## Items
::::::::

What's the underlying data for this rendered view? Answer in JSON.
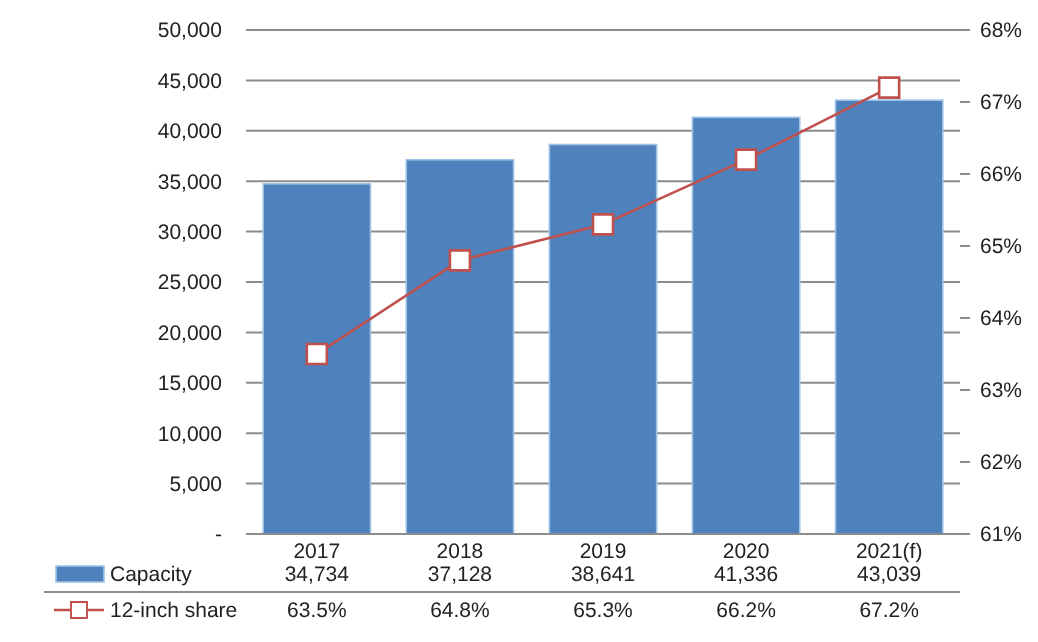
{
  "chart_data": {
    "type": "bar",
    "categories": [
      "2017",
      "2018",
      "2019",
      "2020",
      "2021(f)"
    ],
    "series": [
      {
        "name": "Capacity",
        "color": "#4f81bd",
        "values": [
          34734,
          37128,
          38641,
          41336,
          43039
        ],
        "value_labels": [
          "34,734",
          "37,128",
          "38,641",
          "41,336",
          "43,039"
        ]
      },
      {
        "name": "12-inch share",
        "type": "line",
        "axis": "y2",
        "color": "#c0504d",
        "marker": "square",
        "values": [
          63.5,
          64.8,
          65.3,
          66.2,
          67.2
        ],
        "value_labels": [
          "63.5%",
          "64.8%",
          "65.3%",
          "66.2%",
          "67.2%"
        ]
      }
    ],
    "ylim": [
      0,
      50000
    ],
    "yticks": [
      {
        "value": 0,
        "label": "-"
      },
      {
        "value": 5000,
        "label": "5,000"
      },
      {
        "value": 10000,
        "label": "10,000"
      },
      {
        "value": 15000,
        "label": "15,000"
      },
      {
        "value": 20000,
        "label": "20,000"
      },
      {
        "value": 25000,
        "label": "25,000"
      },
      {
        "value": 30000,
        "label": "30,000"
      },
      {
        "value": 35000,
        "label": "35,000"
      },
      {
        "value": 40000,
        "label": "40,000"
      },
      {
        "value": 45000,
        "label": "45,000"
      },
      {
        "value": 50000,
        "label": "50,000"
      }
    ],
    "y2lim": [
      61,
      68
    ],
    "y2ticks": [
      {
        "value": 61,
        "label": "61%"
      },
      {
        "value": 62,
        "label": "62%"
      },
      {
        "value": 63,
        "label": "63%"
      },
      {
        "value": 64,
        "label": "64%"
      },
      {
        "value": 65,
        "label": "65%"
      },
      {
        "value": 66,
        "label": "66%"
      },
      {
        "value": 67,
        "label": "67%"
      },
      {
        "value": 68,
        "label": "68%"
      }
    ],
    "grid": "y",
    "legend": "bottom"
  }
}
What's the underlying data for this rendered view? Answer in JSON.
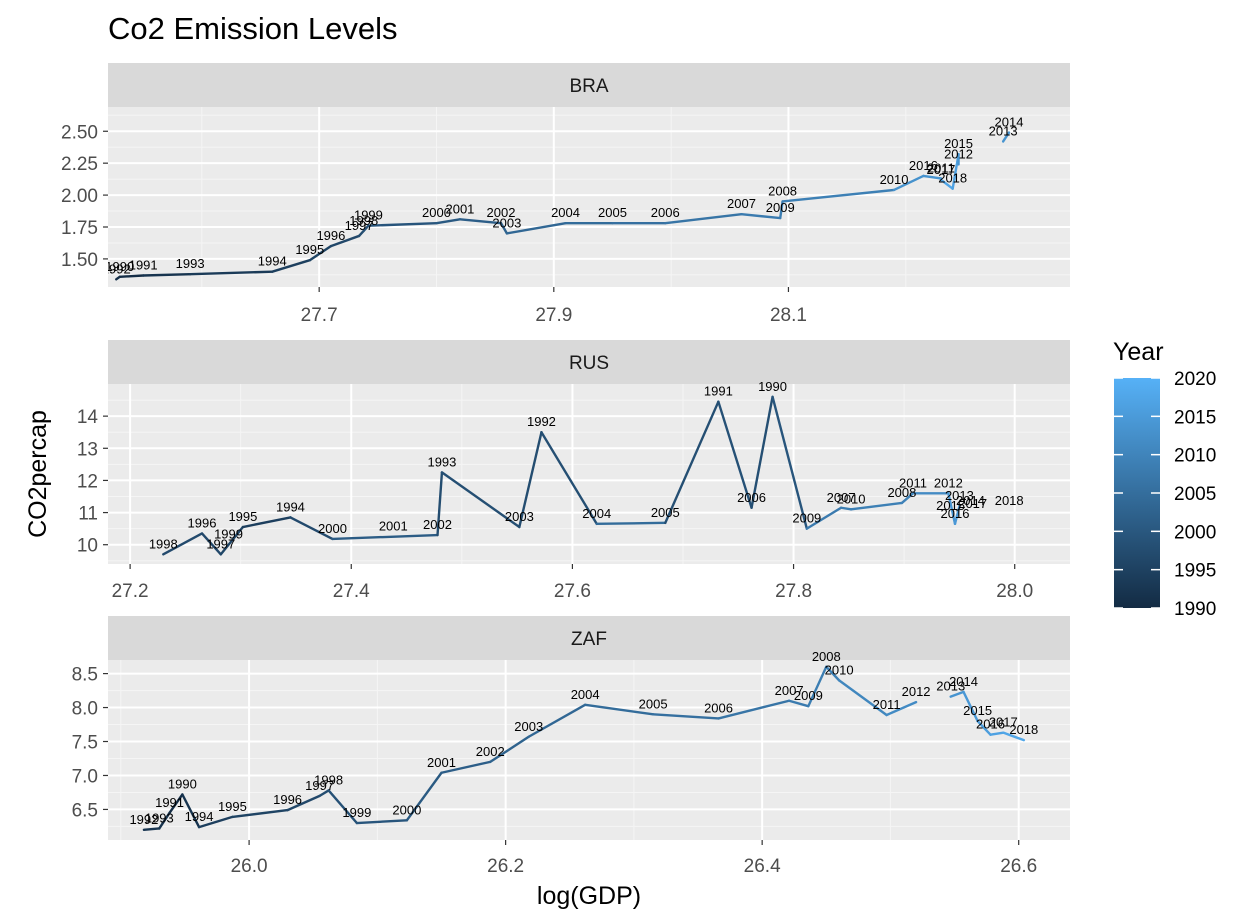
{
  "chart_data": {
    "type": "line",
    "title": "Co2 Emission Levels",
    "xlabel": "log(GDP)",
    "ylabel": "CO2percap",
    "legend": {
      "title": "Year",
      "position": "right",
      "breaks": [
        1990,
        1995,
        2000,
        2005,
        2010,
        2015,
        2020
      ],
      "range": [
        1990,
        2020
      ],
      "colors": {
        "low": "#132B43",
        "high": "#56B1F7"
      }
    },
    "panel_background": "#ebebeb",
    "strip_background": "#d9d9d9",
    "grid": true,
    "facets": [
      {
        "label": "BRA",
        "xlim": [
          27.52,
          28.34
        ],
        "ylim": [
          1.28,
          2.69
        ],
        "xticks": [
          "27.7",
          "27.9",
          "28.1"
        ],
        "yticks": [
          "1.50",
          "1.75",
          "2.00",
          "2.25",
          "2.50"
        ],
        "points": [
          {
            "year": 1992,
            "x": 27.527,
            "y": 1.34
          },
          {
            "year": 1990,
            "x": 27.53,
            "y": 1.36
          },
          {
            "year": 1991,
            "x": 27.55,
            "y": 1.37
          },
          {
            "year": 1993,
            "x": 27.59,
            "y": 1.38
          },
          {
            "year": 1994,
            "x": 27.66,
            "y": 1.4
          },
          {
            "year": 1995,
            "x": 27.692,
            "y": 1.49
          },
          {
            "year": 1996,
            "x": 27.71,
            "y": 1.6
          },
          {
            "year": 1997,
            "x": 27.734,
            "y": 1.68
          },
          {
            "year": 1998,
            "x": 27.738,
            "y": 1.72
          },
          {
            "year": 1999,
            "x": 27.742,
            "y": 1.76
          },
          {
            "year": 2000,
            "x": 27.8,
            "y": 1.78
          },
          {
            "year": 2001,
            "x": 27.82,
            "y": 1.81
          },
          {
            "year": 2002,
            "x": 27.855,
            "y": 1.78
          },
          {
            "year": 2003,
            "x": 27.86,
            "y": 1.7
          },
          {
            "year": 2004,
            "x": 27.91,
            "y": 1.78
          },
          {
            "year": 2005,
            "x": 27.95,
            "y": 1.78
          },
          {
            "year": 2006,
            "x": 27.995,
            "y": 1.78
          },
          {
            "year": 2007,
            "x": 28.06,
            "y": 1.85
          },
          {
            "year": 2008,
            "x": 28.095,
            "y": 1.95
          },
          {
            "year": 2009,
            "x": 28.093,
            "y": 1.82
          },
          {
            "year": 2010,
            "x": 28.19,
            "y": 2.04
          },
          {
            "year": 2011,
            "x": 28.23,
            "y": 2.13
          },
          {
            "year": 2012,
            "x": 28.245,
            "y": 2.24
          },
          {
            "year": 2013,
            "x": 28.283,
            "y": 2.42
          },
          {
            "year": 2014,
            "x": 28.288,
            "y": 2.49
          },
          {
            "year": 2015,
            "x": 28.245,
            "y": 2.32
          },
          {
            "year": 2016,
            "x": 28.215,
            "y": 2.15
          },
          {
            "year": 2017,
            "x": 28.23,
            "y": 2.12
          },
          {
            "year": 2018,
            "x": 28.24,
            "y": 2.05
          }
        ],
        "segments": [
          [
            1992,
            1990,
            1991,
            1993,
            1994,
            1995,
            1996,
            1997,
            1998,
            1999,
            2000,
            2001,
            2002,
            2003,
            2004,
            2005,
            2006,
            2007,
            2009,
            2008,
            2010,
            2016,
            2011,
            2017,
            2018,
            2015,
            2012
          ],
          [
            2013,
            2014
          ]
        ]
      },
      {
        "label": "RUS",
        "xlim": [
          27.18,
          28.05
        ],
        "ylim": [
          9.4,
          15.0
        ],
        "xticks": [
          "27.2",
          "27.4",
          "27.6",
          "27.8",
          "28.0"
        ],
        "yticks": [
          "10",
          "11",
          "12",
          "13",
          "14"
        ],
        "points": [
          {
            "year": 1998,
            "x": 27.23,
            "y": 9.7
          },
          {
            "year": 1996,
            "x": 27.265,
            "y": 10.35
          },
          {
            "year": 1997,
            "x": 27.282,
            "y": 9.7
          },
          {
            "year": 1999,
            "x": 27.289,
            "y": 10.0
          },
          {
            "year": 1995,
            "x": 27.302,
            "y": 10.55
          },
          {
            "year": 1994,
            "x": 27.345,
            "y": 10.85
          },
          {
            "year": 2000,
            "x": 27.383,
            "y": 10.18
          },
          {
            "year": 2001,
            "x": 27.438,
            "y": 10.25
          },
          {
            "year": 2002,
            "x": 27.478,
            "y": 10.3
          },
          {
            "year": 1993,
            "x": 27.482,
            "y": 12.25
          },
          {
            "year": 2003,
            "x": 27.552,
            "y": 10.55
          },
          {
            "year": 1992,
            "x": 27.572,
            "y": 13.5
          },
          {
            "year": 2004,
            "x": 27.622,
            "y": 10.65
          },
          {
            "year": 2005,
            "x": 27.684,
            "y": 10.68
          },
          {
            "year": 1991,
            "x": 27.732,
            "y": 14.45
          },
          {
            "year": 2006,
            "x": 27.762,
            "y": 11.15
          },
          {
            "year": 1990,
            "x": 27.781,
            "y": 14.6
          },
          {
            "year": 2009,
            "x": 27.812,
            "y": 10.5
          },
          {
            "year": 2007,
            "x": 27.843,
            "y": 11.15
          },
          {
            "year": 2010,
            "x": 27.852,
            "y": 11.1
          },
          {
            "year": 2008,
            "x": 27.898,
            "y": 11.3
          },
          {
            "year": 2011,
            "x": 27.908,
            "y": 11.6
          },
          {
            "year": 2012,
            "x": 27.94,
            "y": 11.6
          },
          {
            "year": 2016,
            "x": 27.946,
            "y": 10.65
          },
          {
            "year": 2015,
            "x": 27.942,
            "y": 10.9
          },
          {
            "year": 2013,
            "x": 27.95,
            "y": 11.2
          },
          {
            "year": 2014,
            "x": 27.96,
            "y": 11.05
          },
          {
            "year": 2017,
            "x": 27.962,
            "y": 10.95
          },
          {
            "year": 2018,
            "x": 27.995,
            "y": 11.05
          }
        ],
        "segments": [
          [
            1990,
            1991,
            1992,
            1993,
            1994,
            1995,
            1996,
            1997,
            1998,
            1999,
            2000,
            2001,
            2002,
            2003,
            2004,
            2005,
            2006,
            2007,
            2008,
            2009,
            2010,
            2011,
            2012,
            2013,
            2014,
            2015,
            2016,
            2017,
            2018
          ]
        ],
        "path_order": [
          1998,
          1996,
          1997,
          1995,
          1994,
          2000,
          2002,
          1993,
          2003,
          1992,
          2004,
          2005,
          1991,
          2006,
          1990,
          2009,
          2007,
          2010,
          2008,
          2011,
          2012,
          2016,
          2013
        ]
      },
      {
        "label": "ZAF",
        "xlim": [
          25.89,
          26.64
        ],
        "ylim": [
          6.05,
          8.7
        ],
        "xticks": [
          "26.0",
          "26.2",
          "26.4",
          "26.6"
        ],
        "yticks": [
          "6.5",
          "7.0",
          "7.5",
          "8.0",
          "8.5"
        ],
        "points": [
          {
            "year": 1992,
            "x": 25.918,
            "y": 6.2
          },
          {
            "year": 1993,
            "x": 25.93,
            "y": 6.22
          },
          {
            "year": 1991,
            "x": 25.938,
            "y": 6.45
          },
          {
            "year": 1990,
            "x": 25.948,
            "y": 6.72
          },
          {
            "year": 1994,
            "x": 25.961,
            "y": 6.24
          },
          {
            "year": 1995,
            "x": 25.987,
            "y": 6.39
          },
          {
            "year": 1996,
            "x": 26.03,
            "y": 6.49
          },
          {
            "year": 1997,
            "x": 26.055,
            "y": 6.7
          },
          {
            "year": 1998,
            "x": 26.062,
            "y": 6.78
          },
          {
            "year": 1999,
            "x": 26.084,
            "y": 6.3
          },
          {
            "year": 2000,
            "x": 26.123,
            "y": 6.34
          },
          {
            "year": 2001,
            "x": 26.15,
            "y": 7.04
          },
          {
            "year": 2002,
            "x": 26.188,
            "y": 7.2
          },
          {
            "year": 2003,
            "x": 26.218,
            "y": 7.57
          },
          {
            "year": 2004,
            "x": 26.262,
            "y": 8.04
          },
          {
            "year": 2005,
            "x": 26.315,
            "y": 7.9
          },
          {
            "year": 2006,
            "x": 26.366,
            "y": 7.84
          },
          {
            "year": 2007,
            "x": 26.421,
            "y": 8.1
          },
          {
            "year": 2009,
            "x": 26.436,
            "y": 8.02
          },
          {
            "year": 2008,
            "x": 26.45,
            "y": 8.6
          },
          {
            "year": 2010,
            "x": 26.46,
            "y": 8.4
          },
          {
            "year": 2011,
            "x": 26.497,
            "y": 7.89
          },
          {
            "year": 2012,
            "x": 26.52,
            "y": 8.08
          },
          {
            "year": 2013,
            "x": 26.547,
            "y": 8.16
          },
          {
            "year": 2014,
            "x": 26.557,
            "y": 8.23
          },
          {
            "year": 2015,
            "x": 26.568,
            "y": 7.8
          },
          {
            "year": 2016,
            "x": 26.578,
            "y": 7.6
          },
          {
            "year": 2017,
            "x": 26.588,
            "y": 7.63
          },
          {
            "year": 2018,
            "x": 26.604,
            "y": 7.52
          }
        ],
        "segments": [
          [
            1992,
            1993,
            1991,
            1990,
            1994,
            1995,
            1996,
            1997,
            1998,
            1999,
            2000,
            2001,
            2002,
            2003,
            2004,
            2005,
            2006,
            2007,
            2009,
            2008,
            2010,
            2011,
            2012
          ],
          [
            2013,
            2014,
            2015,
            2016,
            2017,
            2018
          ]
        ]
      }
    ]
  }
}
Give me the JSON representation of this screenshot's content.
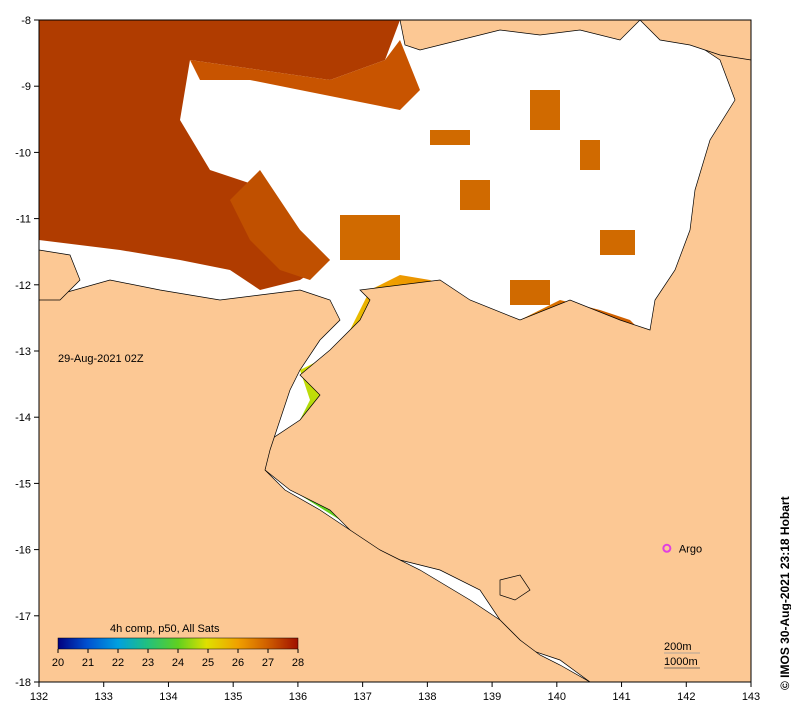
{
  "map": {
    "timestamp": "29-Aug-2021 02Z",
    "x_ticks": [
      "132",
      "133",
      "134",
      "135",
      "136",
      "137",
      "138",
      "139",
      "140",
      "141",
      "142",
      "143"
    ],
    "y_ticks": [
      "-8",
      "-9",
      "-10",
      "-11",
      "-12",
      "-13",
      "-14",
      "-15",
      "-16",
      "-17",
      "-18"
    ],
    "legend": {
      "title": "4h comp, p50, All Sats",
      "ticks": [
        "20",
        "21",
        "22",
        "23",
        "24",
        "25",
        "26",
        "27",
        "28"
      ]
    },
    "contours": {
      "depth1": "200m",
      "depth2": "1000m"
    },
    "argo": {
      "label": "Argo",
      "lon": 141.7,
      "lat": -15.98
    },
    "copyright": "©  IMOS 30-Aug-2021 23:18 Hobart",
    "colors": {
      "land": "#fcc894",
      "nodata": "#ffffff",
      "argo": "#e040e0"
    }
  }
}
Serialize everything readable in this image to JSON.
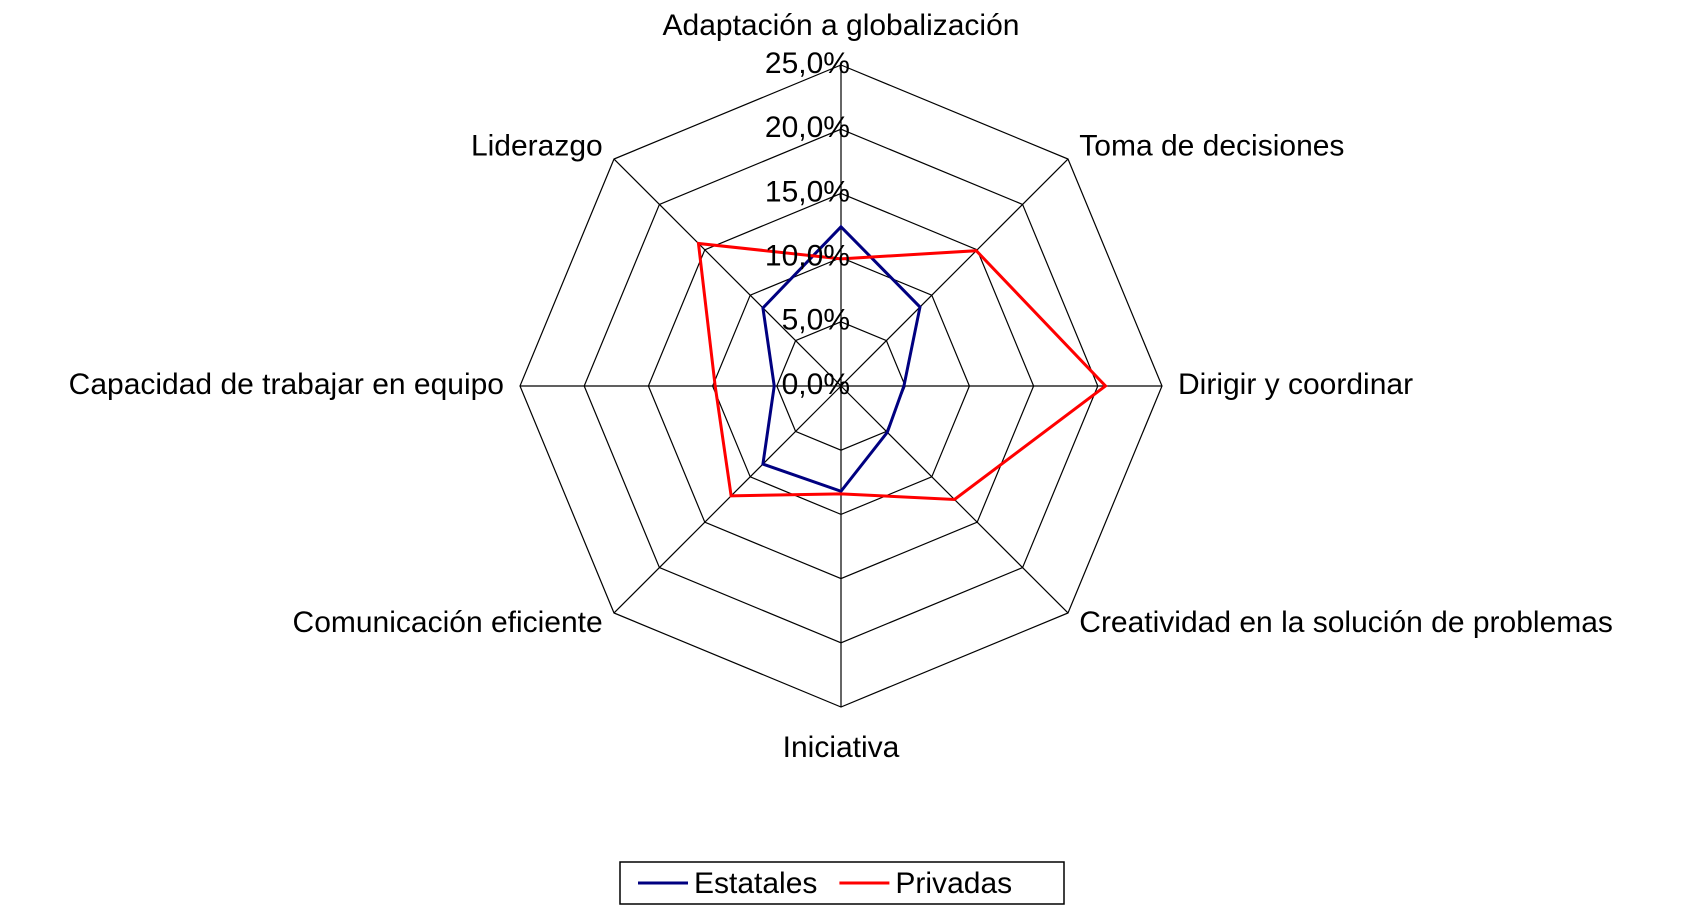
{
  "chart_data": {
    "type": "radar",
    "categories": [
      "Adaptación a globalización",
      "Toma de decisiones",
      "Dirigir y coordinar",
      "Creatividad en la solución de problemas",
      "Iniciativa",
      "Comunicación eficiente",
      "Capacidad de trabajar en equipo",
      "Liderazgo"
    ],
    "series": [
      {
        "name": "Estatales",
        "color": "#000080",
        "values": [
          12.4,
          8.7,
          4.9,
          5.1,
          8.2,
          8.6,
          5.2,
          8.6
        ]
      },
      {
        "name": "Privadas",
        "color": "#ff0000",
        "values": [
          9.9,
          14.9,
          20.6,
          12.5,
          8.4,
          12.1,
          9.8,
          15.7
        ]
      }
    ],
    "ylim": [
      0,
      25
    ],
    "yticks": [
      {
        "value": 0,
        "label": "0,0%"
      },
      {
        "value": 5,
        "label": "5,0%"
      },
      {
        "value": 10,
        "label": "10,0%"
      },
      {
        "value": 15,
        "label": "15,0%"
      },
      {
        "value": 20,
        "label": "20,0%"
      },
      {
        "value": 25,
        "label": "25,0%"
      }
    ],
    "grid": true,
    "legend": "bottom"
  }
}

::::::::

## Written instruction
Scan the listing above and identify each line holding the string "name"; copy every such line.

## Answer to this task
        "name": "Capacity",
        "name": "12-inch share",
        "name": "Estatales",
        "name": "Privadas",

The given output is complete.